Collect all lines below with the string "compact".

Records from a dataset

━━━━━━━━━━━━━━━━

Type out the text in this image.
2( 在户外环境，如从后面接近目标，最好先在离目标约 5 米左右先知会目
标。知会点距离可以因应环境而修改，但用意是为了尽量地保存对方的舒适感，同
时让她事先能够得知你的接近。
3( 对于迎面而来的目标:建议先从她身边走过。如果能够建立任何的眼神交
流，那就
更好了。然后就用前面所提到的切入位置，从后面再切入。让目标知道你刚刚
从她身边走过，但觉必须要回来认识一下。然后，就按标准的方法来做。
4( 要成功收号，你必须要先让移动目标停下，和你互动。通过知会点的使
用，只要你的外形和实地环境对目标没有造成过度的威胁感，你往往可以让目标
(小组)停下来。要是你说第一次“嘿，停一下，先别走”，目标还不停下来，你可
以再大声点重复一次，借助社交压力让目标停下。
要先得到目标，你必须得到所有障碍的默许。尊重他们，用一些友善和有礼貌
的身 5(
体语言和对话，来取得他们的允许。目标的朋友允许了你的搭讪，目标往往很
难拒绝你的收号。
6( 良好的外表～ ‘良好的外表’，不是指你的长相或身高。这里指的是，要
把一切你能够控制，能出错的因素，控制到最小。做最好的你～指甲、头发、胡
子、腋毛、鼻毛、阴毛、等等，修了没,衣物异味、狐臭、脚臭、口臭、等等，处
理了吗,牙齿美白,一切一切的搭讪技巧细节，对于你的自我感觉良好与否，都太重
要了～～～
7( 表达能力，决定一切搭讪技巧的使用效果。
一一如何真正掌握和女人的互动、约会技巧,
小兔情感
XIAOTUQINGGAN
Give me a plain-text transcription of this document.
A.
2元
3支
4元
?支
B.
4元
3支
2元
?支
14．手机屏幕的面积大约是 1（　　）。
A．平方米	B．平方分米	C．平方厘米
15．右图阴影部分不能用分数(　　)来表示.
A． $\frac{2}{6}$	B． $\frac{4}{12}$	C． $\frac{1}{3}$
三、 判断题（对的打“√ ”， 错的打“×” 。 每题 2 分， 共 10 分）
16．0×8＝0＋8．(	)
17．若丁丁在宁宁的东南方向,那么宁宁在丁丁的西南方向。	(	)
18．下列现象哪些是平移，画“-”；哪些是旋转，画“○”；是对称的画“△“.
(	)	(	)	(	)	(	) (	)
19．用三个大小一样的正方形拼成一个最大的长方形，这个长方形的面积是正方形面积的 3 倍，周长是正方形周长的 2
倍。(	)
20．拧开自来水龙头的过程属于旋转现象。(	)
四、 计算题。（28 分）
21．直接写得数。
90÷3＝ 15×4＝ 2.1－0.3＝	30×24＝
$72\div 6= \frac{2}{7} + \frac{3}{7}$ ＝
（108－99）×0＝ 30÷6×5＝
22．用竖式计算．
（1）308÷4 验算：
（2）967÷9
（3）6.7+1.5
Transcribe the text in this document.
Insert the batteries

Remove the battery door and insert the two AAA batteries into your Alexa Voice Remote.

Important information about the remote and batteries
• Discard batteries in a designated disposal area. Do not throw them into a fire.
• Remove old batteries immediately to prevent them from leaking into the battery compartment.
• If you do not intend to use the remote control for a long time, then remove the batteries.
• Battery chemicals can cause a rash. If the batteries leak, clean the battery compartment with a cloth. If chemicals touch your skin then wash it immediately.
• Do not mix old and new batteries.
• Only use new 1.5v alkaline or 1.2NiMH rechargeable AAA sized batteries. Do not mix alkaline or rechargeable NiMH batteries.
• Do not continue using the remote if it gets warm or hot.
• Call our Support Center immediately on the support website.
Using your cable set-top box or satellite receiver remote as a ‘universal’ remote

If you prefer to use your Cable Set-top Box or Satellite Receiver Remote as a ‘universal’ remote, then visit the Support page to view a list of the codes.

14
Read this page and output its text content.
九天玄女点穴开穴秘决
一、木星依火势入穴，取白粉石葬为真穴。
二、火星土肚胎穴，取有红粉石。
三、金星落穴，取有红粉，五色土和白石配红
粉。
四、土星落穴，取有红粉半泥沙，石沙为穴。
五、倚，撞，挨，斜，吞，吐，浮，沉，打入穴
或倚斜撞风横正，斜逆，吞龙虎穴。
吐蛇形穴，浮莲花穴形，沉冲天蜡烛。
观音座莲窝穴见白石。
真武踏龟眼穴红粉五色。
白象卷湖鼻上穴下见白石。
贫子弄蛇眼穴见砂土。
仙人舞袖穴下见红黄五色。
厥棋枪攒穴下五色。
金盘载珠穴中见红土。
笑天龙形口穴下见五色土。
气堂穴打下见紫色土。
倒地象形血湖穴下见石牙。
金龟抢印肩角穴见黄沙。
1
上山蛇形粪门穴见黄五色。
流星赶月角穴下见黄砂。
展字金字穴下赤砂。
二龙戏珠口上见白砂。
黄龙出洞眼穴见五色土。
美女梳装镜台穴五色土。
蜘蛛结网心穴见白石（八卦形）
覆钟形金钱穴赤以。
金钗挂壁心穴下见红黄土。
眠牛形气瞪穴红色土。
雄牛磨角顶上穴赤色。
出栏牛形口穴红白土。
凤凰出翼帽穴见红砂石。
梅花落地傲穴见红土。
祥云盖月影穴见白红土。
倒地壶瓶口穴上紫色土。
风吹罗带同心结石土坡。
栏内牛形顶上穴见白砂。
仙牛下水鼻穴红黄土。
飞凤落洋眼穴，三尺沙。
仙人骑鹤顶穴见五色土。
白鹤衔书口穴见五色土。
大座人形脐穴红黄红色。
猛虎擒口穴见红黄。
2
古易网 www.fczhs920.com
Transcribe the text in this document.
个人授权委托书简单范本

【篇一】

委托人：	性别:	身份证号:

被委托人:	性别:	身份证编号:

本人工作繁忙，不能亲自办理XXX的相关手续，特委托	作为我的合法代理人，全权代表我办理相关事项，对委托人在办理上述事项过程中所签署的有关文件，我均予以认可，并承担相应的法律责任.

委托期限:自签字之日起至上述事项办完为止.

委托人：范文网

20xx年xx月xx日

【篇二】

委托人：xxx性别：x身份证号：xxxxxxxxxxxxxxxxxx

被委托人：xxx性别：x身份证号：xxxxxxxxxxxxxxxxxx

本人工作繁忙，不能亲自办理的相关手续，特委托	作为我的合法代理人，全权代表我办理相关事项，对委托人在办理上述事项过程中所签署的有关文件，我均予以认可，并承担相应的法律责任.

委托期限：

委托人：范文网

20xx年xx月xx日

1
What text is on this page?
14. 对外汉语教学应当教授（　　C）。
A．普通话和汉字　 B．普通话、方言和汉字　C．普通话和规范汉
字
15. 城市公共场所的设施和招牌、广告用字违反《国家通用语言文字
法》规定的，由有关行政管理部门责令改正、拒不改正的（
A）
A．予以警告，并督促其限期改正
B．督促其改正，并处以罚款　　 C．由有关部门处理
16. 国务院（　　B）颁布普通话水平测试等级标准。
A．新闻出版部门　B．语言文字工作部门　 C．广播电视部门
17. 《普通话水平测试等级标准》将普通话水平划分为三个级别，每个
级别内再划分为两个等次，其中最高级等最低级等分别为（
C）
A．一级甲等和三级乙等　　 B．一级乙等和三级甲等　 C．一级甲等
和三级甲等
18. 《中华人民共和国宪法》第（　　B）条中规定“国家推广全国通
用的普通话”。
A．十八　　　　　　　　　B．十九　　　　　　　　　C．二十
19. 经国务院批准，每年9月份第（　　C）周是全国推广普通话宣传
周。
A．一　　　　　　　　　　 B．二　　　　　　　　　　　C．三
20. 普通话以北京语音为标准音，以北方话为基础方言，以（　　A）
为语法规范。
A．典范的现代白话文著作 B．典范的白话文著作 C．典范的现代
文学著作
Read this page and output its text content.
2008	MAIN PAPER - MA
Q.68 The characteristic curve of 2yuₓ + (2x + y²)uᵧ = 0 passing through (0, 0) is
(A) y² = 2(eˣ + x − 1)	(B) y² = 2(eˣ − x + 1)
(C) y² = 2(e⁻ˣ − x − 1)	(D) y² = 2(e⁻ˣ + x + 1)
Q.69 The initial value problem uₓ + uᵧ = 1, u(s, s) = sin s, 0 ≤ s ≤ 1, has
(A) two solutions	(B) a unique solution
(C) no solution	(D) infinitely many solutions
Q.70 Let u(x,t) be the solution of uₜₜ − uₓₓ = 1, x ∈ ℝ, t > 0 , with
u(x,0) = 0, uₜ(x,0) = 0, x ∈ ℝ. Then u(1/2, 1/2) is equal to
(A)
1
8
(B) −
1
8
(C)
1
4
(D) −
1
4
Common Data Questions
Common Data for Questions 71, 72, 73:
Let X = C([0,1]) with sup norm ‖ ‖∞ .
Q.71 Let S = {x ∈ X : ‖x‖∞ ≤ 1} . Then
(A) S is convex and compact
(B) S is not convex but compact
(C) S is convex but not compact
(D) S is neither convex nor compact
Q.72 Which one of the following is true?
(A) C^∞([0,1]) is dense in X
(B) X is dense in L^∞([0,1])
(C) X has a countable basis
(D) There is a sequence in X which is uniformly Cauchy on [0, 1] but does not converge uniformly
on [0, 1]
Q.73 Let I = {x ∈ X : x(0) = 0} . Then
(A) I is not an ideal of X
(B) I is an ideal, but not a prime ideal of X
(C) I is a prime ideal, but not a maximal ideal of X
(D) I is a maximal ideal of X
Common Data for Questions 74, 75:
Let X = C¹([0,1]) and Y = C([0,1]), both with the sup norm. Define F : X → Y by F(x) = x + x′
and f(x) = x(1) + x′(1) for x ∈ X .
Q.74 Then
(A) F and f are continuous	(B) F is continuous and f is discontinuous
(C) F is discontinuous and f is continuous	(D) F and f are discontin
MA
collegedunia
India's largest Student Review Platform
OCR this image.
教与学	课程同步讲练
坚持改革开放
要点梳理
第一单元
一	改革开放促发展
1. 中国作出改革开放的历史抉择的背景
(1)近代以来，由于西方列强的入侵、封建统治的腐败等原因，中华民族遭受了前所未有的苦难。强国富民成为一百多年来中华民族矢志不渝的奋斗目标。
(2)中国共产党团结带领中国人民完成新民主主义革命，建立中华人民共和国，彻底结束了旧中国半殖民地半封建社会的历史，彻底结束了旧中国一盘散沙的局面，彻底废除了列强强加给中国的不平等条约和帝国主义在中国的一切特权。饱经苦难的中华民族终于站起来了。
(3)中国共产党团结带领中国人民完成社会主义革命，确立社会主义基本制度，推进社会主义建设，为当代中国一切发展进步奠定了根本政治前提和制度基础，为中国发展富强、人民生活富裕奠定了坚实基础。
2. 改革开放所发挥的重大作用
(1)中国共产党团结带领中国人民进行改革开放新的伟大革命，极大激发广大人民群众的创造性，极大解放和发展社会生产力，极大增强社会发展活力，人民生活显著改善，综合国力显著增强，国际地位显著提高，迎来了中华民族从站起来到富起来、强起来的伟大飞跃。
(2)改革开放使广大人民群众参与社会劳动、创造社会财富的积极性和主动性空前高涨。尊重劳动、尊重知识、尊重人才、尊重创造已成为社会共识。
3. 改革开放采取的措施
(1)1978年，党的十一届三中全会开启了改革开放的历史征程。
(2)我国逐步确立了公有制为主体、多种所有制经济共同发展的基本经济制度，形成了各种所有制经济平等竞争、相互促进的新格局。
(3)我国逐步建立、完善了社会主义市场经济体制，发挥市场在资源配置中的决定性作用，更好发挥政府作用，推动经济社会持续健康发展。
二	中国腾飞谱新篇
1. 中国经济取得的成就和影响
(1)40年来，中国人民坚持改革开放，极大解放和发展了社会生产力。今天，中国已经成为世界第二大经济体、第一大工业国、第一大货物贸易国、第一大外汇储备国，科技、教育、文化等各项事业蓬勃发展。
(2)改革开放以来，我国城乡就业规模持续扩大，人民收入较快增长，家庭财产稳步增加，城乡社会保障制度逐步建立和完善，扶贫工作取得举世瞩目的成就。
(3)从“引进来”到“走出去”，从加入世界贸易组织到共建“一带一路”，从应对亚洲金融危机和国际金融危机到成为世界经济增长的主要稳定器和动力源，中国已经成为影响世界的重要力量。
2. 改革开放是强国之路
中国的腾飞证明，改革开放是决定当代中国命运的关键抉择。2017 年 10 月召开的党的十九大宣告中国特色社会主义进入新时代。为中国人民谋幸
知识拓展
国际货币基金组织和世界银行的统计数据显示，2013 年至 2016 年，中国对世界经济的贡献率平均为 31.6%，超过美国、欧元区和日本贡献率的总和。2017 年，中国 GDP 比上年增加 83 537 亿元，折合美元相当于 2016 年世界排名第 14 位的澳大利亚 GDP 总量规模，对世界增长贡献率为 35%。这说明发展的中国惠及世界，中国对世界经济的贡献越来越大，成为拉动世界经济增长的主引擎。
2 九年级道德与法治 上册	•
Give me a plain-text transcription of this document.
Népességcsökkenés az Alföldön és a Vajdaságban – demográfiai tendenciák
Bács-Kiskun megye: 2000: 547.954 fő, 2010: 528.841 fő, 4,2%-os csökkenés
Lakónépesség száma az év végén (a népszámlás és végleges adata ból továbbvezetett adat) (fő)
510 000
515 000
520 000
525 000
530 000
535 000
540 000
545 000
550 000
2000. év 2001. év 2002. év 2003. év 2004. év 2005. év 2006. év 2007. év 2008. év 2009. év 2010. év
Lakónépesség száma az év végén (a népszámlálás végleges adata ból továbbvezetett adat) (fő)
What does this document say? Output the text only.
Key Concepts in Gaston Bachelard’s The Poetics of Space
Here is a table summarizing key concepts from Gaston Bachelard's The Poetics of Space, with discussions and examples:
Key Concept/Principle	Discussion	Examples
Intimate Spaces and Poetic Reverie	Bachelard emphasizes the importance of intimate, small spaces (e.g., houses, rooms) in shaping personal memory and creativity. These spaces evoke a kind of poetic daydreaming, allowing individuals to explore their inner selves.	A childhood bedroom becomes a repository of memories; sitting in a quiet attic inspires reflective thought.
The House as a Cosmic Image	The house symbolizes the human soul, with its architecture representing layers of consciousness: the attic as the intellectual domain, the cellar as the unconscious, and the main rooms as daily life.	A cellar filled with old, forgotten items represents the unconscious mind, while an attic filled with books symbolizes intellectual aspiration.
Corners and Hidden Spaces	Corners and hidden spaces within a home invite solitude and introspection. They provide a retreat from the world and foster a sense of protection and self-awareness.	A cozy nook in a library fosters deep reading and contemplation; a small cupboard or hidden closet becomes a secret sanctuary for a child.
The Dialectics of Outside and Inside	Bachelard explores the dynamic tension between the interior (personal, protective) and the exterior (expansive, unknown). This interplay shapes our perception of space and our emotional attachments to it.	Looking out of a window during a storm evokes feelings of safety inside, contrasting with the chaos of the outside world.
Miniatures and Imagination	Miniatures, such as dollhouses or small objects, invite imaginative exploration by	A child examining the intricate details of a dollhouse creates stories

━━━━━━━━━━━━━━━━

* [WORKED SOLUTION]:
(A) S is convex and compact
(B) S is not convex but compact
(C) S is convex but not compact
(D) S is neither convex nor compact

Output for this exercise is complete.